# TASK DIRECTIONS
Write out all of the entries that follow, word for word, but skip the pictures.

# MATERIAL SHOWN

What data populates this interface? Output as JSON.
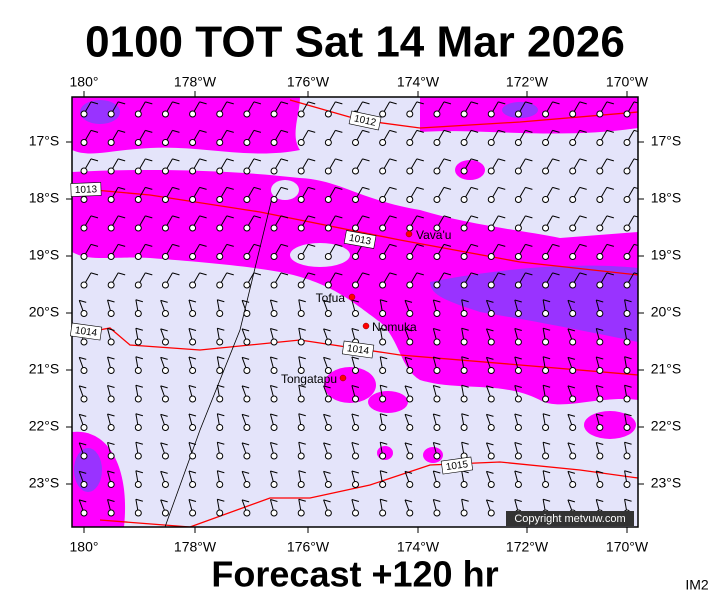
{
  "title": "0100 TOT Sat 14 Mar 2026",
  "footer": "Forecast +120 hr",
  "corner": "IM2",
  "copyright": "Copyright metvuw.com",
  "axes": {
    "top": [
      "180°",
      "178°W",
      "176°W",
      "174°W",
      "172°W",
      "170°W"
    ],
    "bottom": [
      "180°",
      "178°W",
      "176°W",
      "174°W",
      "172°W",
      "170°W"
    ],
    "left": [
      "17°S",
      "18°S",
      "19°S",
      "20°S",
      "21°S",
      "22°S",
      "23°S"
    ],
    "right": [
      "17°S",
      "18°S",
      "19°S",
      "20°S",
      "21°S",
      "22°S",
      "23°S"
    ]
  },
  "places": [
    "Vava'u",
    "Tofua",
    "Nomuka",
    "Tongatapu"
  ],
  "isobars": [
    "1012",
    "1013",
    "1013",
    "1014",
    "1014",
    "1015"
  ]
}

# WRITTEN ANSWER
What data populates this interface? Output as JSON.
{
  "title": "0100 TOT Sat 14 Mar 2026",
  "footer": "Forecast +120 hr",
  "corner": "IM2",
  "copyright": "Copyright metvuw.com",
  "axes": {
    "top": [
      "180°",
      "178°W",
      "176°W",
      "174°W",
      "172°W",
      "170°W"
    ],
    "bottom": [
      "180°",
      "178°W",
      "176°W",
      "174°W",
      "172°W",
      "170°W"
    ],
    "left": [
      "17°S",
      "18°S",
      "19°S",
      "20°S",
      "21°S",
      "22°S",
      "23°S"
    ],
    "right": [
      "17°S",
      "18°S",
      "19°S",
      "20°S",
      "21°S",
      "22°S",
      "23°S"
    ]
  },
  "places": [
    "Vava'u",
    "Tofua",
    "Nomuka",
    "Tongatapu"
  ],
  "isobars": [
    "1012",
    "1013",
    "1013",
    "1014",
    "1014",
    "1015"
  ]
}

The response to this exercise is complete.